— Start of Data provided —

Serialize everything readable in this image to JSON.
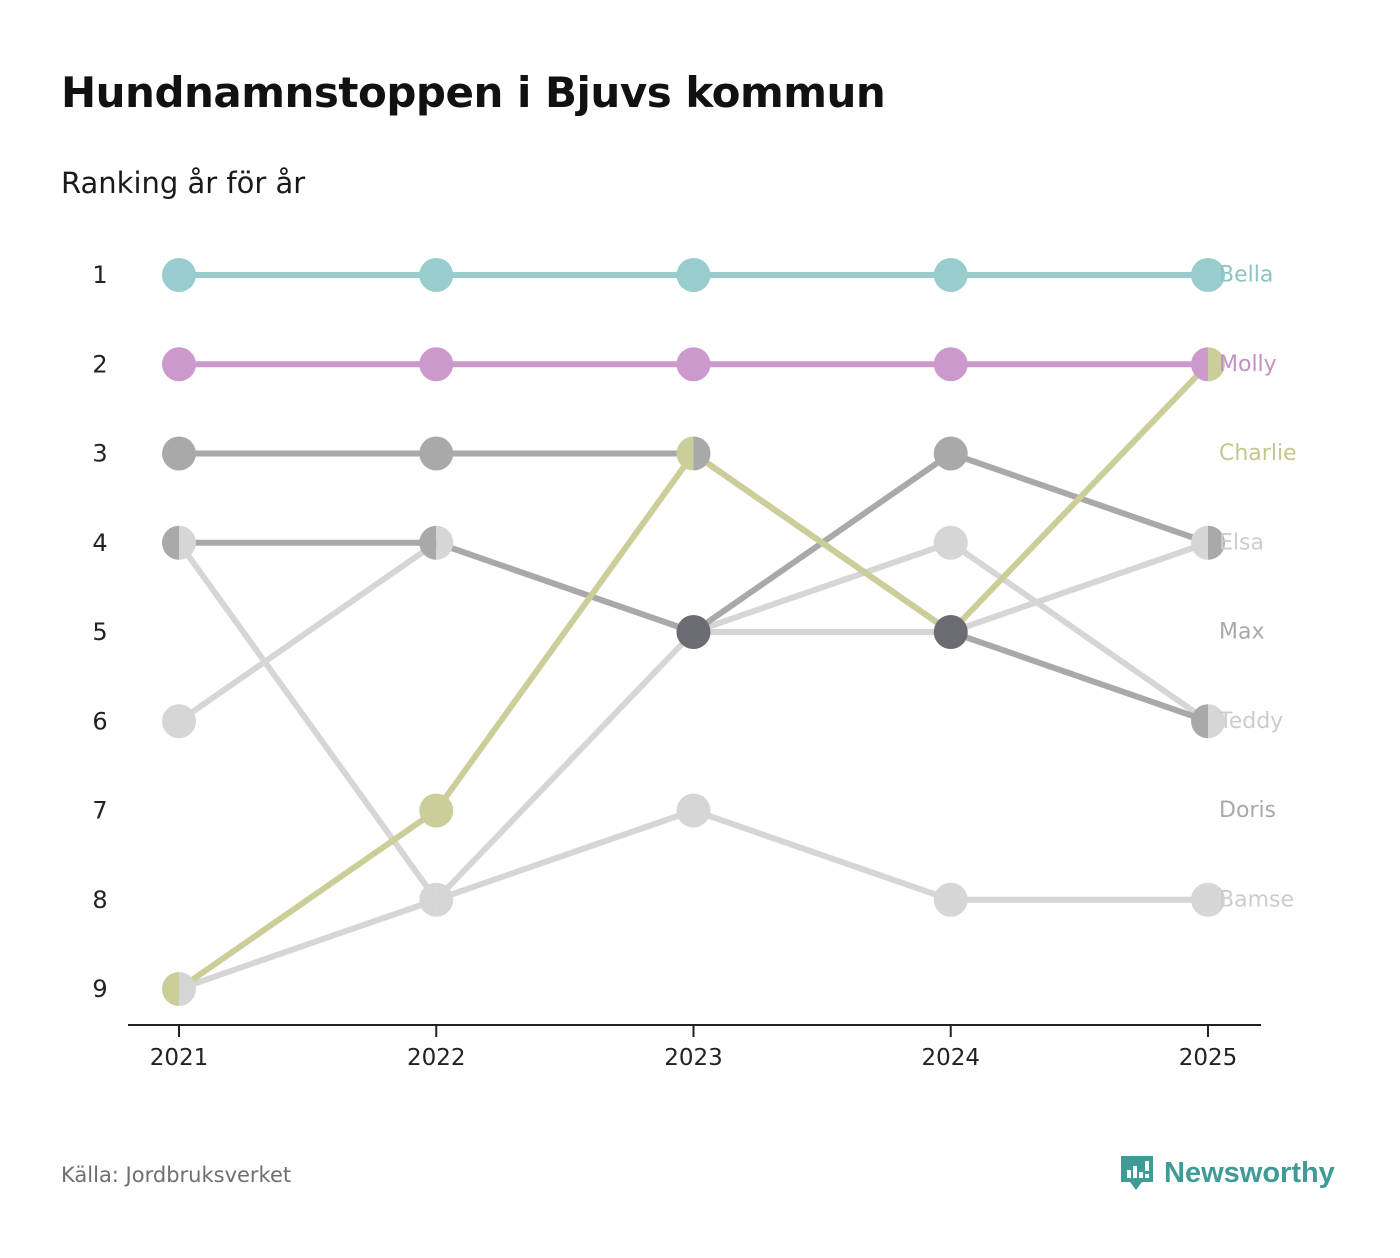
{
  "header": {
    "title": "Hundnamnstoppen i Bjuvs kommun",
    "subtitle": "Ranking år för år"
  },
  "footer": {
    "source": "Källa: Jordbruksverket",
    "brand": "Newsworthy",
    "brand_icon": "newsworthy-logo-icon",
    "brand_color": "#3f9b95"
  },
  "chart_data": {
    "type": "line",
    "title": "Hundnamnstoppen i Bjuvs kommun",
    "subtitle": "Ranking år för år",
    "xlabel": "",
    "ylabel": "",
    "y_reversed": true,
    "ylim": [
      1,
      9
    ],
    "x": [
      "2021",
      "2022",
      "2023",
      "2024",
      "2025"
    ],
    "y_ticks": [
      "1",
      "2",
      "3",
      "4",
      "5",
      "6",
      "7",
      "8",
      "9"
    ],
    "grid": false,
    "series": [
      {
        "name": "Bamse",
        "values": [
          4,
          8,
          7,
          8,
          8
        ],
        "color": "#d6d6d6",
        "label_color": "#cccccc"
      },
      {
        "name": "Teddy",
        "values": [
          6,
          4,
          5,
          4,
          6
        ],
        "color": "#d6d6d6",
        "label_color": "#cccccc"
      },
      {
        "name": "Doris",
        "values": [
          4,
          4,
          5,
          3,
          4
        ],
        "color": "#a9a9a9",
        "label_color": "#a9a9a9"
      },
      {
        "name": "Max",
        "values": [
          3,
          3,
          3,
          5,
          6
        ],
        "color": "#a9a9a9",
        "label_color": "#a9a9a9"
      },
      {
        "name": "Elsa",
        "values": [
          9,
          8,
          5,
          5,
          4
        ],
        "color": "#d6d6d6",
        "label_color": "#cccccc"
      },
      {
        "name": "Charlie",
        "values": [
          9,
          7,
          3,
          5,
          2
        ],
        "color": "#ccce9a",
        "label_color": "#c4c68c"
      },
      {
        "name": "Molly",
        "values": [
          2,
          2,
          2,
          2,
          2
        ],
        "color": "#cc99cc",
        "label_color": "#c48fc4"
      },
      {
        "name": "Bella",
        "values": [
          1,
          1,
          1,
          1,
          1
        ],
        "color": "#99cccc",
        "label_color": "#8cc4c4"
      }
    ],
    "label_order": [
      "Bella",
      "Molly",
      "Charlie",
      "Elsa",
      "Max",
      "Teddy",
      "Doris",
      "Bamse"
    ],
    "overlap_color": "#6b6b73"
  }
}
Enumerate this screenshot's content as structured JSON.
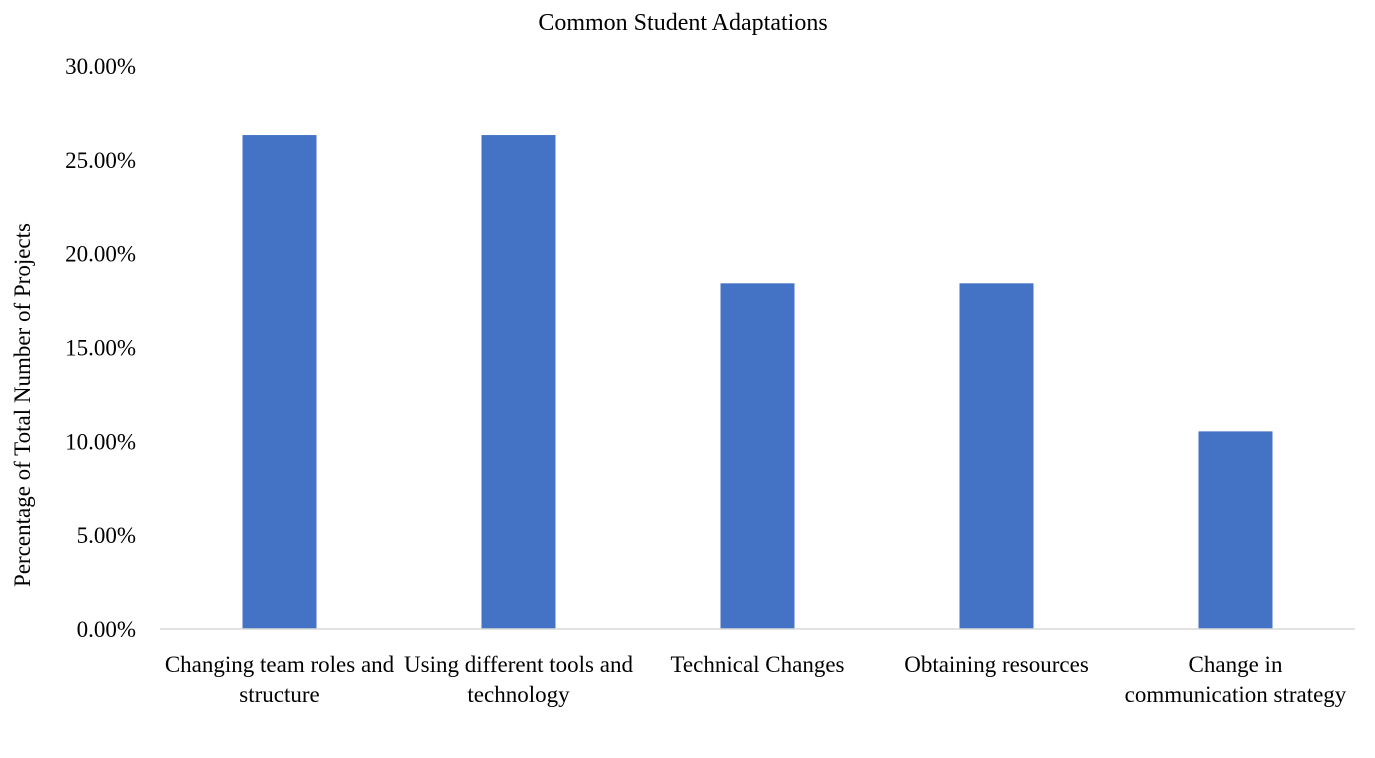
{
  "chart_data": {
    "type": "bar",
    "title": "Common Student Adaptations",
    "xlabel": "",
    "ylabel": "Percentage of Total Number of Projects",
    "categories": [
      "Changing team roles and structure",
      "Using different tools and technology",
      "Technical Changes",
      "Obtaining resources",
      "Change in communication strategy"
    ],
    "values": [
      26.32,
      26.32,
      18.42,
      18.42,
      10.53
    ],
    "ylim": [
      0,
      30
    ],
    "yticks": [
      0,
      5,
      10,
      15,
      20,
      25,
      30
    ],
    "ytick_labels": [
      "0.00%",
      "5.00%",
      "10.00%",
      "15.00%",
      "20.00%",
      "25.00%",
      "30.00%"
    ],
    "grid": false,
    "legend": "none",
    "bar_color": "#4472C4"
  }
}
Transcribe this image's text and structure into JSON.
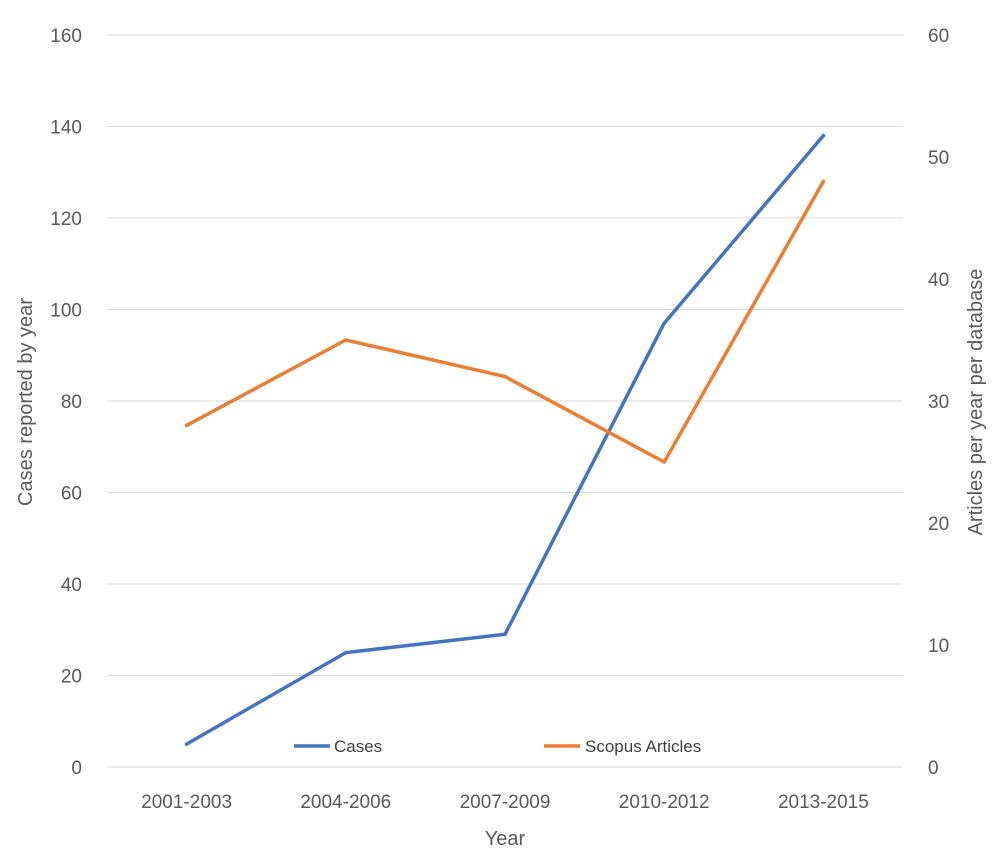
{
  "chart_data": {
    "type": "line",
    "categories": [
      "2001-2003",
      "2004-2006",
      "2007-2009",
      "2010-2012",
      "2013-2015"
    ],
    "xlabel": "Year",
    "ylabel": "Cases reported by year",
    "y2label": "Articles per year per database",
    "ylim": [
      0,
      160
    ],
    "yticks": [
      "0",
      "20",
      "40",
      "60",
      "80",
      "100",
      "120",
      "140",
      "160"
    ],
    "y2lim": [
      0,
      60
    ],
    "y2ticks": [
      "0",
      "10",
      "20",
      "30",
      "40",
      "50",
      "60"
    ],
    "grid": true,
    "legend_position": "bottom",
    "series": [
      {
        "name": "Cases",
        "axis": "left",
        "color": "#4472C4",
        "values": [
          5,
          25,
          29,
          97,
          138
        ]
      },
      {
        "name": "Scopus Articles",
        "axis": "right",
        "color": "#ED7D31",
        "values": [
          28,
          35,
          32,
          25,
          48
        ]
      }
    ]
  }
}
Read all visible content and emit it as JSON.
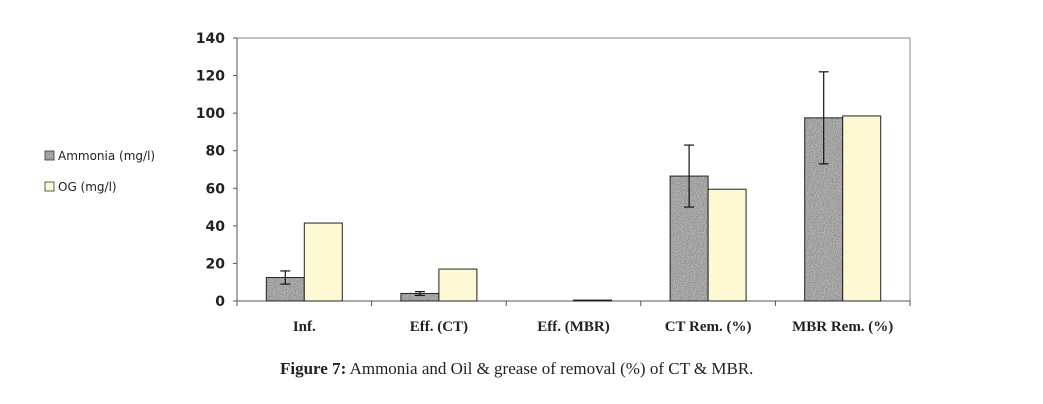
{
  "figure": {
    "label": "Figure 7:",
    "caption": "Ammonia and Oil & grease of removal (%) of CT & MBR."
  },
  "chart_data": {
    "type": "bar",
    "categories": [
      "Inf.",
      "Eff. (CT)",
      "Eff. (MBR)",
      "CT Rem. (%)",
      "MBR Rem. (%)"
    ],
    "series": [
      {
        "name": "Ammonia (mg/l)",
        "values": [
          12.5,
          4,
          0,
          66.5,
          97.5
        ],
        "error": [
          3.5,
          1,
          0,
          16.5,
          24.5
        ],
        "color": "#8a8a8a",
        "pattern": "granite"
      },
      {
        "name": "OG (mg/l)",
        "values": [
          41.5,
          17,
          0.5,
          59.5,
          98.5
        ],
        "color": "#fdf9d2"
      }
    ],
    "ylim": [
      0,
      140
    ],
    "yticks": [
      0,
      20,
      40,
      60,
      80,
      100,
      120,
      140
    ],
    "grid": false,
    "legend": "left",
    "xlabel": "",
    "ylabel": ""
  }
}
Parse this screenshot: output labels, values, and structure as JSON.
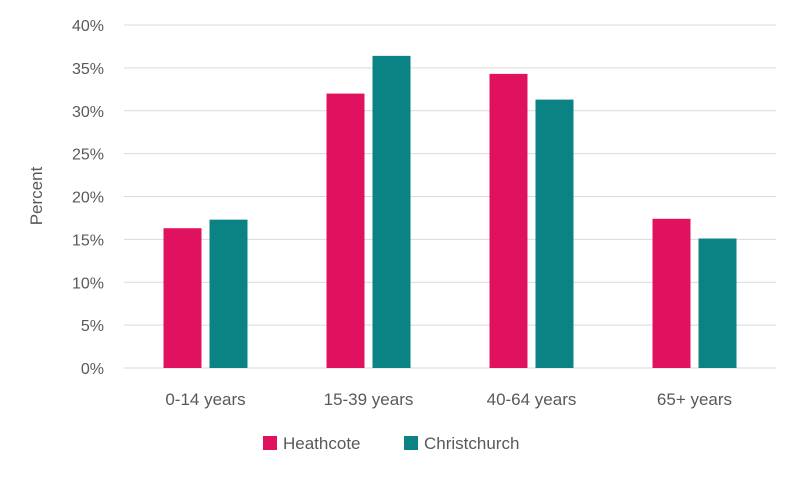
{
  "chart_data": {
    "type": "bar",
    "title": "",
    "xlabel": "",
    "ylabel": "Percent",
    "ylim": [
      0,
      40
    ],
    "ytick_step": 5,
    "ytick_suffix": "%",
    "grid": true,
    "legend_position": "bottom",
    "categories": [
      "0-14 years",
      "15-39 years",
      "40-64 years",
      "65+ years"
    ],
    "series": [
      {
        "name": "Heathcote",
        "color": "#E0115F",
        "values": [
          16.3,
          32.0,
          34.3,
          17.4
        ]
      },
      {
        "name": "Christchurch",
        "color": "#0B8284",
        "values": [
          17.3,
          36.4,
          31.3,
          15.1
        ]
      }
    ]
  }
}
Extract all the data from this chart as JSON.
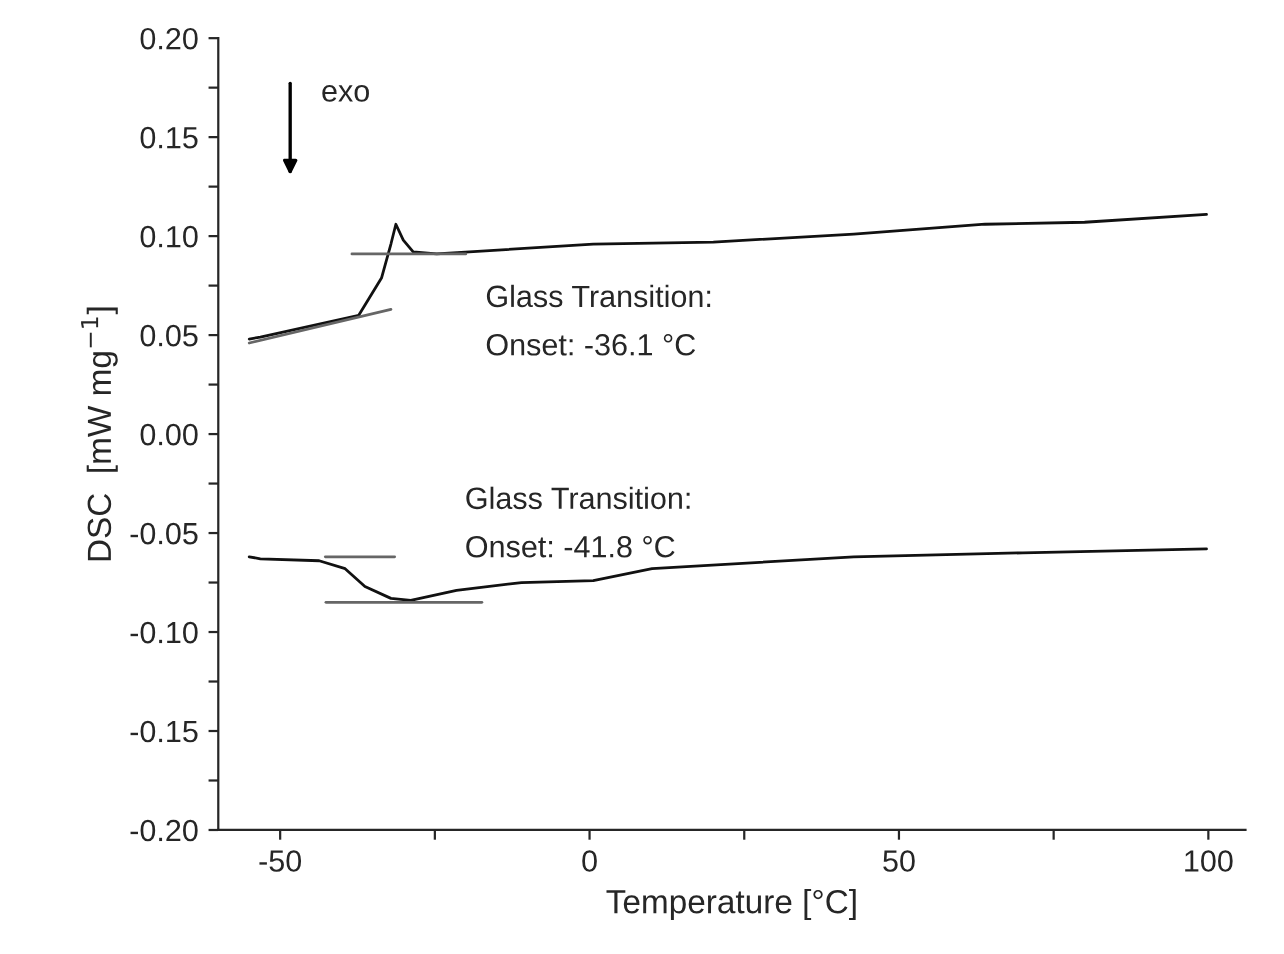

— End of Data provided —

**Given exercise**: Gather all lines from the records above in which "years" appears.

**Solution below**:
      "0-14 years",
      "15-39 years",
      "40-64 years",
      "65+ years"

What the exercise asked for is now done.